• **Task objective**: Below are some records. Say how many of their lines include the string "title", giving only the number.

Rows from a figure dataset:
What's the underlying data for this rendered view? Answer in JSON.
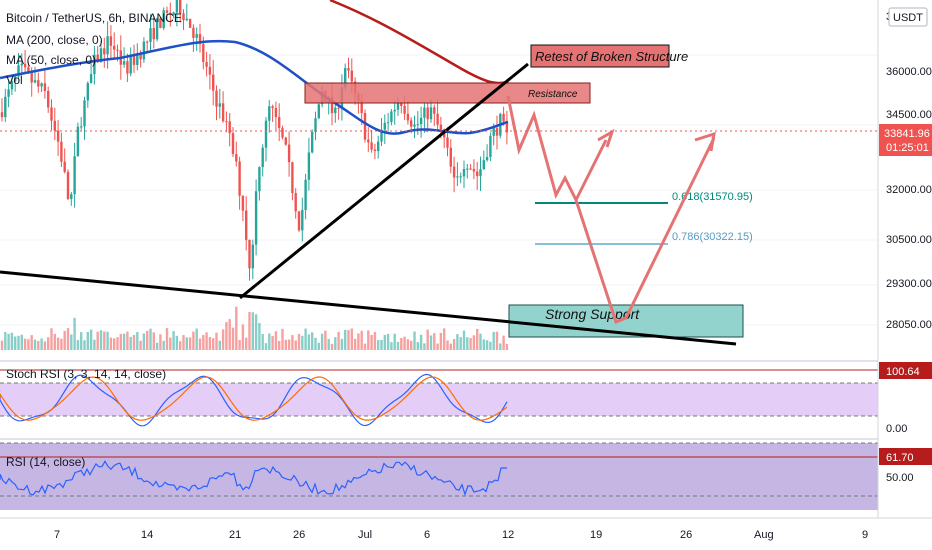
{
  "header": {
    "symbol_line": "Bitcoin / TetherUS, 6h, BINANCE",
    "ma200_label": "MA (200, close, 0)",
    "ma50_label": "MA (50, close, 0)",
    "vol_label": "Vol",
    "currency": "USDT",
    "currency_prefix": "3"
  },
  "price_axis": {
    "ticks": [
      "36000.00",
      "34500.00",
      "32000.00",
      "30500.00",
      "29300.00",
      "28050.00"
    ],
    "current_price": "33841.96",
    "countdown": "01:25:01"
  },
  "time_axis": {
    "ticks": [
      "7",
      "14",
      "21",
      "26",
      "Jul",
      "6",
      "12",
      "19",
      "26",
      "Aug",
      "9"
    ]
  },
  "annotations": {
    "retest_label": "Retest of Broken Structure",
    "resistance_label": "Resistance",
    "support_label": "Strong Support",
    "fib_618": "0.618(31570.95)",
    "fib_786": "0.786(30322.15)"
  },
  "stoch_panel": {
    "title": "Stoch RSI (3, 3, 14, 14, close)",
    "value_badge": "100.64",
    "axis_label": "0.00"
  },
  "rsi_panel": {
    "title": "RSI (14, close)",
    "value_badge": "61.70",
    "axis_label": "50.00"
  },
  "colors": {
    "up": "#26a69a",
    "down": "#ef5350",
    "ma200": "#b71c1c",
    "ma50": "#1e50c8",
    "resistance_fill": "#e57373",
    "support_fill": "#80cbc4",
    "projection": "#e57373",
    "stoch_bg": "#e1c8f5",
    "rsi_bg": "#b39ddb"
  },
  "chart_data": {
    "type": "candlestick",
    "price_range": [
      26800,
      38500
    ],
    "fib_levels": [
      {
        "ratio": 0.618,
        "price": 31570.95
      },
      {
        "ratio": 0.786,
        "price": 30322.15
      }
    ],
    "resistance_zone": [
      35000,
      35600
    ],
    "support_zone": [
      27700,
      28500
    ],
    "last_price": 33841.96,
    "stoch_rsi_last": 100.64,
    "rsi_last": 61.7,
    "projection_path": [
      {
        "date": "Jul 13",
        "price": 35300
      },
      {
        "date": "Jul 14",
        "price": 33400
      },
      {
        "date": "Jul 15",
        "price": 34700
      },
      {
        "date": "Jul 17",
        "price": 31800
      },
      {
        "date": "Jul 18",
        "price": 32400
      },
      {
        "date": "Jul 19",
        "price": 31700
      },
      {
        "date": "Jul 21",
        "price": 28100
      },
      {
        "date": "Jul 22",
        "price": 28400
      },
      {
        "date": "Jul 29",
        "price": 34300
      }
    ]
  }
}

--

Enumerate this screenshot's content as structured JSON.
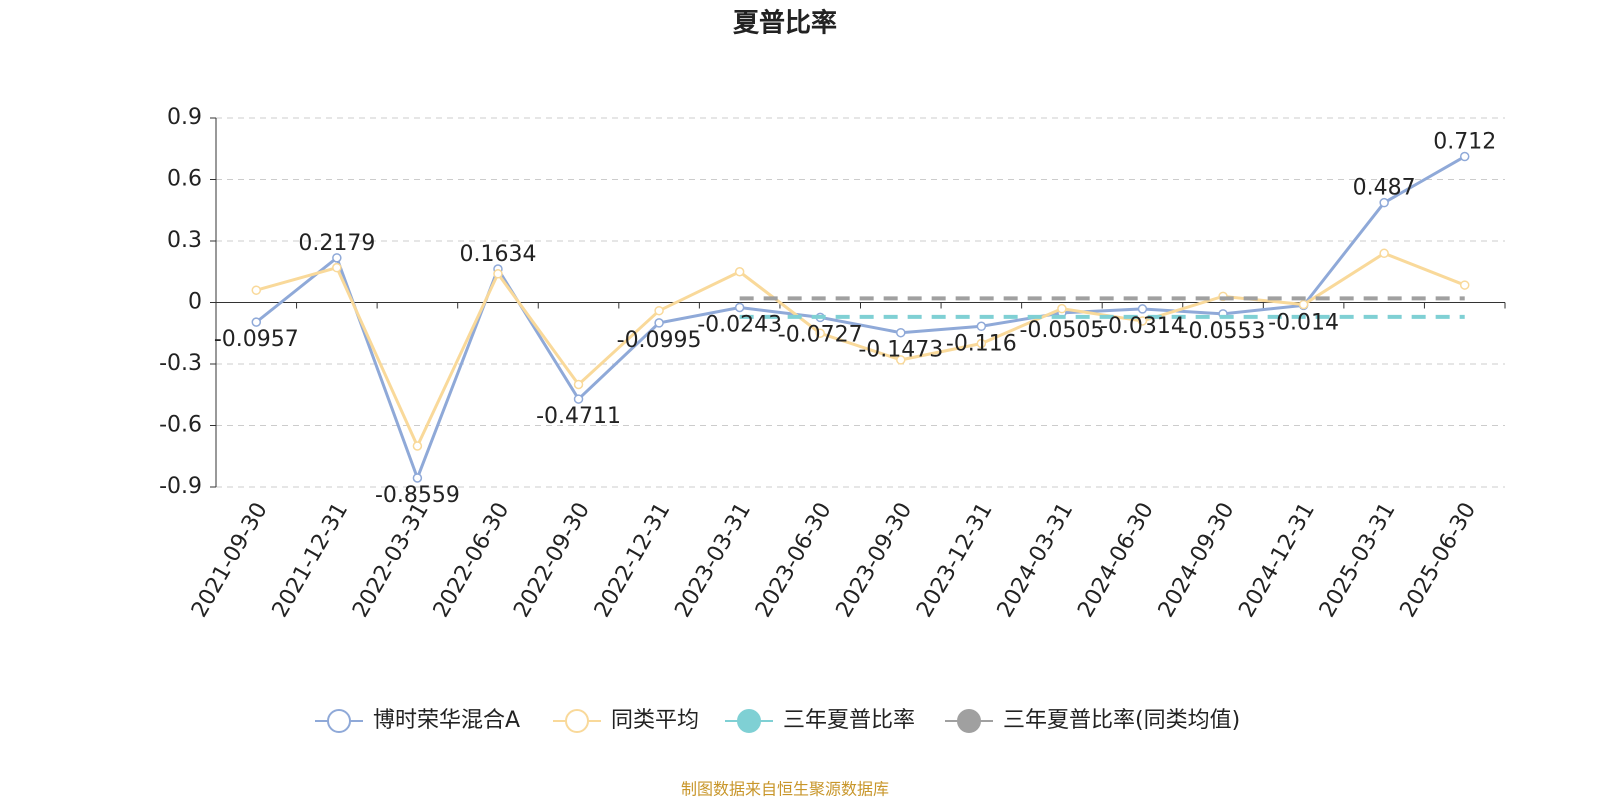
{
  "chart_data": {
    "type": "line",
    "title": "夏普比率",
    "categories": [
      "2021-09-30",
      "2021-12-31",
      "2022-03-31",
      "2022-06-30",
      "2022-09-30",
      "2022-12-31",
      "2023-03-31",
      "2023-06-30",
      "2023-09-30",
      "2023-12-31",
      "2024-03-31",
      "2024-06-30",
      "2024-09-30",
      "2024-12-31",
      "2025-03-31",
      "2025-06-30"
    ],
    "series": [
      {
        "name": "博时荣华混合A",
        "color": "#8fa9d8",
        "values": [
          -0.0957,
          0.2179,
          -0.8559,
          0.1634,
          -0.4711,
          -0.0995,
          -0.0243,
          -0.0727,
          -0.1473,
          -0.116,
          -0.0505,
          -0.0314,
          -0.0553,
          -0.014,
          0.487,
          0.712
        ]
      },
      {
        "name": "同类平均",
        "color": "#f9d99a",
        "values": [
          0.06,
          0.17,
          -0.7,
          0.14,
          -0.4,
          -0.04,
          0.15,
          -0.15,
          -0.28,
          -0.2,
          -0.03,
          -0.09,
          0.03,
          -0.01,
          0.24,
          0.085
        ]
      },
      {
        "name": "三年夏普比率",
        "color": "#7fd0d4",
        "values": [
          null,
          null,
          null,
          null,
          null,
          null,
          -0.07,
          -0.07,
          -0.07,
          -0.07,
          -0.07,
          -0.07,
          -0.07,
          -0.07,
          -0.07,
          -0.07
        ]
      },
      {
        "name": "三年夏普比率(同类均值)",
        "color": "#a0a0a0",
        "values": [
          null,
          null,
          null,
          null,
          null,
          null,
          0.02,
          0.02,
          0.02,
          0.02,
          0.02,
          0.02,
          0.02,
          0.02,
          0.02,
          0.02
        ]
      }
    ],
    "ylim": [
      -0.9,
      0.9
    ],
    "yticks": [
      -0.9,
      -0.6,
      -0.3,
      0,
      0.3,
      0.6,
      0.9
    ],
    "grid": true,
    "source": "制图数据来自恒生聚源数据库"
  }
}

* * *

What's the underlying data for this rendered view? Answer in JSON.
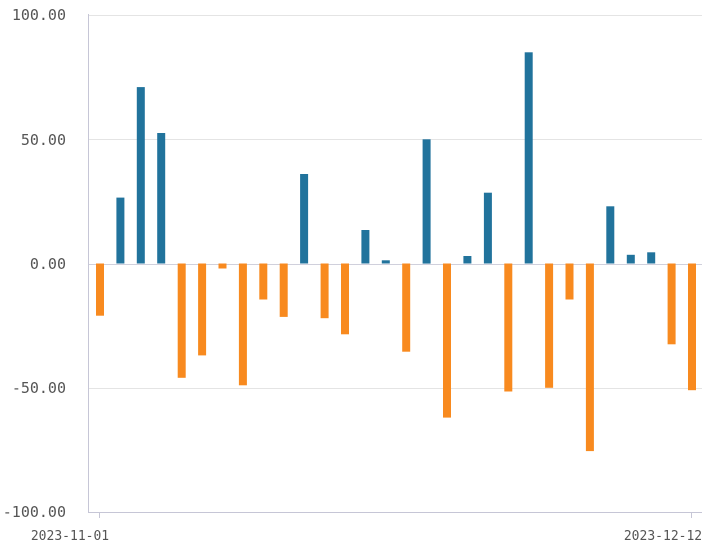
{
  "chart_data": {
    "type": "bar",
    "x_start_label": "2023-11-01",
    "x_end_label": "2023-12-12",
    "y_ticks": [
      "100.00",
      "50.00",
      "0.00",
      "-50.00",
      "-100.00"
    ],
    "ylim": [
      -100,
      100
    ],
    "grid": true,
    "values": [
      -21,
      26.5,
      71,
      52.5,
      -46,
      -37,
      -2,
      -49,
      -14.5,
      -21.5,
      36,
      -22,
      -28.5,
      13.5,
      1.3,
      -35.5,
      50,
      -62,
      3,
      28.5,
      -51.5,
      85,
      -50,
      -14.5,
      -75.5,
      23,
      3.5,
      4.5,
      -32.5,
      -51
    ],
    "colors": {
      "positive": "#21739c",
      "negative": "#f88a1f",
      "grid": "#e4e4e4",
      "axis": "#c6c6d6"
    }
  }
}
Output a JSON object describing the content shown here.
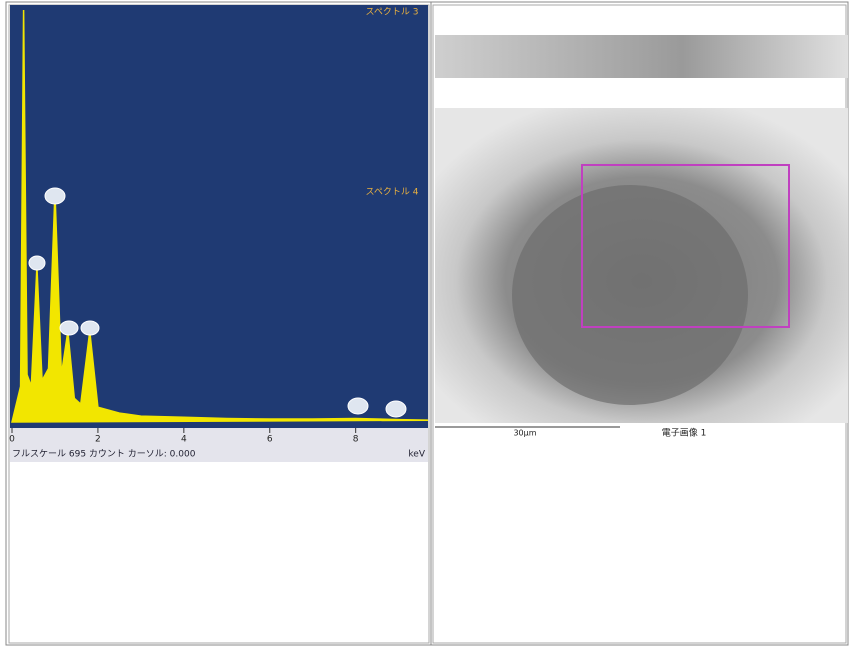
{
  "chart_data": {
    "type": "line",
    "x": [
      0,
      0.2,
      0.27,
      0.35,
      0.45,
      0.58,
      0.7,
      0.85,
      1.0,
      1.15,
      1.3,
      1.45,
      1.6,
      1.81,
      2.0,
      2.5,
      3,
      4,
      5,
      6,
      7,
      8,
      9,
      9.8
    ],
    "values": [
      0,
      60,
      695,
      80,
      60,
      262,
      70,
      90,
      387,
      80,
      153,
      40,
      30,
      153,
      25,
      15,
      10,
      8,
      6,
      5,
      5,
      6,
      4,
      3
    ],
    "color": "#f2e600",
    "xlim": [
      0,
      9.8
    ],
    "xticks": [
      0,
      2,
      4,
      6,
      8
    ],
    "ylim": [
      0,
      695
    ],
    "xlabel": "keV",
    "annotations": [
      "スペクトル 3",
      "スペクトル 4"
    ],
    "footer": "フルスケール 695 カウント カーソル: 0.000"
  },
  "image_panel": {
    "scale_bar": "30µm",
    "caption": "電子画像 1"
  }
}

• **Answer to the problem**: 3